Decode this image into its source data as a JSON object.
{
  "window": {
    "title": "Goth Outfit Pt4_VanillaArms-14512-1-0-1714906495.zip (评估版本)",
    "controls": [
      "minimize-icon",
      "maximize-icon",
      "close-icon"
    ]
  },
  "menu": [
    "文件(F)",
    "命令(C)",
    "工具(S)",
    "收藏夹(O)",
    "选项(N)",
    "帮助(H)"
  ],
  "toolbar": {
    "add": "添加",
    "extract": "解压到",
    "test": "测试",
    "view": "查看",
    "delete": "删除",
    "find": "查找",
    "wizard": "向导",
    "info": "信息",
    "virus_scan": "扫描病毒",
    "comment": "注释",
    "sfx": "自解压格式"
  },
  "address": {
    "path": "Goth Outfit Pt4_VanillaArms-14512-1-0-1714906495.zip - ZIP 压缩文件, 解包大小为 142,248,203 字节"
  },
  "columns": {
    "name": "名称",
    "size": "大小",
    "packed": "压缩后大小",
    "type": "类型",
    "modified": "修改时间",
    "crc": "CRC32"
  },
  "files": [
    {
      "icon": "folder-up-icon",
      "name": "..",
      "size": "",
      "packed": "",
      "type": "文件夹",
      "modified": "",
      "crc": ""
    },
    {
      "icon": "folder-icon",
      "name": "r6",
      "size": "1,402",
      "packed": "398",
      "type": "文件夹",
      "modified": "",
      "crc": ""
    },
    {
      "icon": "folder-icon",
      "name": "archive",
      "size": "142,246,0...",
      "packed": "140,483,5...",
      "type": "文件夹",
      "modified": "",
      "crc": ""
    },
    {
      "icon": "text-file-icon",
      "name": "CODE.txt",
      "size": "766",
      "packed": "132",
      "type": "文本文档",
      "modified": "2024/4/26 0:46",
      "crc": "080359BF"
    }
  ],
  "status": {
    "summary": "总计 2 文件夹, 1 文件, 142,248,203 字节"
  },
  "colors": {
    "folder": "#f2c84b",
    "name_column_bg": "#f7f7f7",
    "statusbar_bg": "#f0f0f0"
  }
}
----------------------------------------
**Task requirements:** Set down all of the entries again, keeping every line exactly as it is.

**Answer area:**
Decode this image into its source data as a JSON object.
{
  "window": {
    "title": "Goth Outfit Pt4_VanillaArms-14512-1-0-1714906495.zip (评估版本)",
    "controls": [
      "minimize-icon",
      "maximize-icon",
      "close-icon"
    ]
  },
  "menu": [
    "文件(F)",
    "命令(C)",
    "工具(S)",
    "收藏夹(O)",
    "选项(N)",
    "帮助(H)"
  ],
  "toolbar": {
    "add": "添加",
    "extract": "解压到",
    "test": "测试",
    "view": "查看",
    "delete": "删除",
    "find": "查找",
    "wizard": "向导",
    "info": "信息",
    "virus_scan": "扫描病毒",
    "comment": "注释",
    "sfx": "自解压格式"
  },
  "address": {
    "path": "Goth Outfit Pt4_VanillaArms-14512-1-0-1714906495.zip - ZIP 压缩文件, 解包大小为 142,248,203 字节"
  },
  "columns": {
    "name": "名称",
    "size": "大小",
    "packed": "压缩后大小",
    "type": "类型",
    "modified": "修改时间",
    "crc": "CRC32"
  },
  "files": [
    {
      "icon": "folder-up-icon",
      "name": "..",
      "size": "",
      "packed": "",
      "type": "文件夹",
      "modified": "",
      "crc": ""
    },
    {
      "icon": "folder-icon",
      "name": "r6",
      "size": "1,402",
      "packed": "398",
      "type": "文件夹",
      "modified": "",
      "crc": ""
    },
    {
      "icon": "folder-icon",
      "name": "archive",
      "size": "142,246,0...",
      "packed": "140,483,5...",
      "type": "文件夹",
      "modified": "",
      "crc": ""
    },
    {
      "icon": "text-file-icon",
      "name": "CODE.txt",
      "size": "766",
      "packed": "132",
      "type": "文本文档",
      "modified": "2024/4/26 0:46",
      "crc": "080359BF"
    }
  ],
  "status": {
    "summary": "总计 2 文件夹, 1 文件, 142,248,203 字节"
  },
  "colors": {
    "folder": "#f2c84b",
    "name_column_bg": "#f7f7f7",
    "statusbar_bg": "#f0f0f0"
  }
}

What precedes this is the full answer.